_PROVIDED INFORMATION_
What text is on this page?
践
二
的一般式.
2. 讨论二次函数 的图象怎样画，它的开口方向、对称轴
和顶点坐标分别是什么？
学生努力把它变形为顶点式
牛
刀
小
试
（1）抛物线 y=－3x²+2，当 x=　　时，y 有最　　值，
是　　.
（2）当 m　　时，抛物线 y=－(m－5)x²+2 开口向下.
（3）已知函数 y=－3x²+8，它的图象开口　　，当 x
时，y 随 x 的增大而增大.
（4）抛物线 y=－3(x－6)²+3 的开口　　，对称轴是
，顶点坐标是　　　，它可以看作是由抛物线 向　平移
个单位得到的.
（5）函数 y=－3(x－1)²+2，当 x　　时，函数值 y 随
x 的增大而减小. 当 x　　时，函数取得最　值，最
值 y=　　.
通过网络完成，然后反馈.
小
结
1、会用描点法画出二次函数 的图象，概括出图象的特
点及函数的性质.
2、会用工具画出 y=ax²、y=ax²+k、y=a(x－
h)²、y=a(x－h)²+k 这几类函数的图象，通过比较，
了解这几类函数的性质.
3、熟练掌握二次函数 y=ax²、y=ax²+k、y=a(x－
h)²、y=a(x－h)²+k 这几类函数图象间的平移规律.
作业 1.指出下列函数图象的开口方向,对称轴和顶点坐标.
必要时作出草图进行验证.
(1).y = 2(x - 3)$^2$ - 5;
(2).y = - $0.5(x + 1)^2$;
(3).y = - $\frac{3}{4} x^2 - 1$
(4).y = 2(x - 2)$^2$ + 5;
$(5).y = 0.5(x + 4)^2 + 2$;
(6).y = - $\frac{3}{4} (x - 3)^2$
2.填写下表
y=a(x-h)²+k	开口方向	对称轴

_GOAL_
Copy each line of the data above without altering a single character.

_COMPLETED EXERCISE_
What text is on this page?
践
二
的一般式.
2. 讨论二次函数 的图象怎样画，它的开口方向、对称轴
和顶点坐标分别是什么？
学生努力把它变形为顶点式
牛
刀
小
试
（1）抛物线 y=－3x²+2，当 x=　　时，y 有最　　值，
是　　.
（2）当 m　　时，抛物线 y=－(m－5)x²+2 开口向下.
（3）已知函数 y=－3x²+8，它的图象开口　　，当 x
时，y 随 x 的增大而增大.
（4）抛物线 y=－3(x－6)²+3 的开口　　，对称轴是
，顶点坐标是　　　，它可以看作是由抛物线 向　平移
个单位得到的.
（5）函数 y=－3(x－1)²+2，当 x　　时，函数值 y 随
x 的增大而减小. 当 x　　时，函数取得最　值，最
值 y=　　.
通过网络完成，然后反馈.
小
结
1、会用描点法画出二次函数 的图象，概括出图象的特
点及函数的性质.
2、会用工具画出 y=ax²、y=ax²+k、y=a(x－
h)²、y=a(x－h)²+k 这几类函数的图象，通过比较，
了解这几类函数的性质.
3、熟练掌握二次函数 y=ax²、y=ax²+k、y=a(x－
h)²、y=a(x－h)²+k 这几类函数图象间的平移规律.
作业 1.指出下列函数图象的开口方向,对称轴和顶点坐标.
必要时作出草图进行验证.
(1).y = 2(x - 3)$^2$ - 5;
(2).y = - $0.5(x + 1)^2$;
(3).y = - $\frac{3}{4} x^2 - 1$
(4).y = 2(x - 2)$^2$ + 5;
$(5).y = 0.5(x + 4)^2 + 2$;
(6).y = - $\frac{3}{4} (x - 3)^2$
2.填写下表
y=a(x-h)²+k	开口方向	对称轴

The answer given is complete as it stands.